What the task requires:
Lay out as a JSON list of strings, one string per line with blank lines dropped, the part of the items that opens with the line containing "registration-row: 등록일 2016.12." and closes with the line containing "browser-toolbar: N ooo xyxy=(0,1052,540,1128)", both included. Give only those lines.
######
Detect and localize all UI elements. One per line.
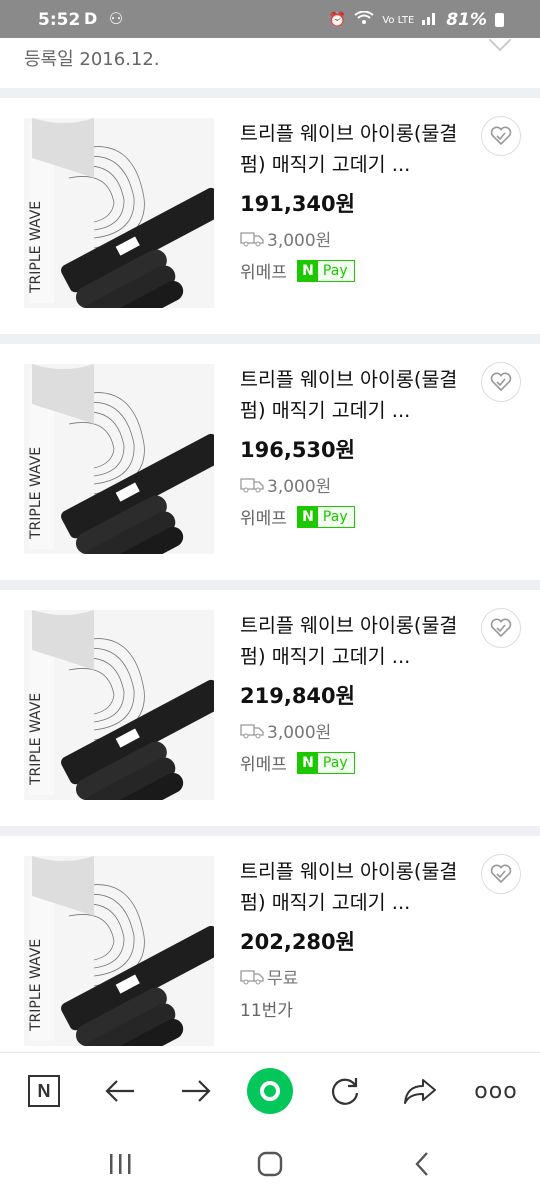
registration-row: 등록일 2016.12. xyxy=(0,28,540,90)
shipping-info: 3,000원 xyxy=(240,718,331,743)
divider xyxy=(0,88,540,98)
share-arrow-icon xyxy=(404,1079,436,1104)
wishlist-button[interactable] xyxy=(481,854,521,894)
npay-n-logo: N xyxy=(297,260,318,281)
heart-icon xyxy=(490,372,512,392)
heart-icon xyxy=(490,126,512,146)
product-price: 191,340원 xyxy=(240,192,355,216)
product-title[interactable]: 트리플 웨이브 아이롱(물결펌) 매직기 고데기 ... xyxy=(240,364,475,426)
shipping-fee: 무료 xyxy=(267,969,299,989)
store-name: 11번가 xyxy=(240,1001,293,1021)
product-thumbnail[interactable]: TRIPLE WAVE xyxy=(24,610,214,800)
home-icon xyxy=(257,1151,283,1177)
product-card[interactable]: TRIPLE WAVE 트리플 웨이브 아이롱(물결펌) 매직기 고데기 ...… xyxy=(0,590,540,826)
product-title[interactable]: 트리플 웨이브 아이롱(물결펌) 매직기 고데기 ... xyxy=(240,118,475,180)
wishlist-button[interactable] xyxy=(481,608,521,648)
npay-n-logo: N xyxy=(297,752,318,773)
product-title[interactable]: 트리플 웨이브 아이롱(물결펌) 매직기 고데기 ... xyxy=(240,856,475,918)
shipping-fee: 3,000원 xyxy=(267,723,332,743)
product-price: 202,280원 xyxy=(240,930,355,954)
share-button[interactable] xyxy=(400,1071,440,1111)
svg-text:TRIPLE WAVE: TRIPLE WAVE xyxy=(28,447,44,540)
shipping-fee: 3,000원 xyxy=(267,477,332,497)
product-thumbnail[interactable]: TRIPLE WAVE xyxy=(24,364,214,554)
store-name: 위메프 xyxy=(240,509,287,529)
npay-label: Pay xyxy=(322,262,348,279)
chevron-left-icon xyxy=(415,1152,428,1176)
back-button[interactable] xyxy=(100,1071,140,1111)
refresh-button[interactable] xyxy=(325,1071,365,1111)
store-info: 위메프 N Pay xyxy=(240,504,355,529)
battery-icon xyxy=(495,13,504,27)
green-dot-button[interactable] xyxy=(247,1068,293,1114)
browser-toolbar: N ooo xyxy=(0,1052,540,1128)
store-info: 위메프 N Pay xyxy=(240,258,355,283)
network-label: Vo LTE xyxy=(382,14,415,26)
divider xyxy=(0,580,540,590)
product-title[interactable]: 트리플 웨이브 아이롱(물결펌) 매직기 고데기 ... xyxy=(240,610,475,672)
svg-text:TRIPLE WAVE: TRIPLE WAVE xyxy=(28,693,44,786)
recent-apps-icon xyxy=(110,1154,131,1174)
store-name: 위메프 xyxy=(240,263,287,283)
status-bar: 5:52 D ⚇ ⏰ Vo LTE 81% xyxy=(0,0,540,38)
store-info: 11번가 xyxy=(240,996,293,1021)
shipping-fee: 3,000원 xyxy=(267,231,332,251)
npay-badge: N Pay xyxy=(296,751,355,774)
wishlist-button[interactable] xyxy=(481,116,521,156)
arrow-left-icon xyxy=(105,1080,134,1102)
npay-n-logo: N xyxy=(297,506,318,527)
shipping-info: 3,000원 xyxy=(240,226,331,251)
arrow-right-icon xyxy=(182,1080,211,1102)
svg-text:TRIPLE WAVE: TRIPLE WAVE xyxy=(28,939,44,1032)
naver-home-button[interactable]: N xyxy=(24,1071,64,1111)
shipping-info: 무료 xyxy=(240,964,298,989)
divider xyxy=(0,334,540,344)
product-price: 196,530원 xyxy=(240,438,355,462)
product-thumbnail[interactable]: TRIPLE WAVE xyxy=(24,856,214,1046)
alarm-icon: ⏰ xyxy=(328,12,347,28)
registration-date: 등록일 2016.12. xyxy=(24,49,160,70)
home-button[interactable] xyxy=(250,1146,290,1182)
######
Output below:
[
  "registration-row: 등록일 2016.12. xyxy=(0,28,540,90)",
  "shipping-info: 3,000원 xyxy=(240,718,331,743)",
  "divider xyxy=(0,88,540,98)",
  "share-arrow-icon xyxy=(404,1079,436,1104)",
  "wishlist-button[interactable] xyxy=(481,854,521,894)",
  "npay-n-logo: N xyxy=(297,260,318,281)",
  "heart-icon xyxy=(490,372,512,392)",
  "heart-icon xyxy=(490,126,512,146)",
  "product-price: 191,340원 xyxy=(240,192,355,216)",
  "product-title[interactable]: 트리플 웨이브 아이롱(물결펌) 매직기 고데기 ... xyxy=(240,364,475,426)",
  "shipping-fee: 무료 xyxy=(267,969,299,989)",
  "store-name: 11번가 xyxy=(240,1001,293,1021)",
  "product-thumbnail[interactable]: TRIPLE WAVE xyxy=(24,610,214,800)",
  "home-icon xyxy=(257,1151,283,1177)",
  "product-card[interactable]: TRIPLE WAVE 트리플 웨이브 아이롱(물결펌) 매직기 고데기 ...… xyxy=(0,590,540,826)",
  "product-title[interactable]: 트리플 웨이브 아이롱(물결펌) 매직기 고데기 ... xyxy=(240,118,475,180)",
  "wishlist-button[interactable] xyxy=(481,608,521,648)",
  "npay-n-logo: N xyxy=(297,752,318,773)",
  "product-title[interactable]: 트리플 웨이브 아이롱(물결펌) 매직기 고데기 ... xyxy=(240,856,475,918)",
  "shipping-fee: 3,000원 xyxy=(267,723,332,743)",
  "product-price: 202,280원 xyxy=(240,930,355,954)",
  "share-button[interactable] xyxy=(400,1071,440,1111)",
  "svg-text:TRIPLE WAVE: TRIPLE WAVE xyxy=(28,447,44,540)",
  "shipping-fee: 3,000원 xyxy=(267,477,332,497)",
  "product-thumbnail[interactable]: TRIPLE WAVE xyxy=(24,364,214,554)",
  "store-name: 위메프 xyxy=(240,509,287,529)",
  "npay-label: Pay xyxy=(322,262,348,279)",
  "chevron-left-icon xyxy=(415,1152,428,1176)",
  "back-button[interactable] xyxy=(100,1071,140,1111)",
  "refresh-button[interactable] xyxy=(325,1071,365,1111)",
  "store-info: 위메프 N Pay xyxy=(240,504,355,529)",
  "battery-icon xyxy=(495,13,504,27)",
  "green-dot-button[interactable] xyxy=(247,1068,293,1114)",
  "browser-toolbar: N ooo xyxy=(0,1052,540,1128)"
]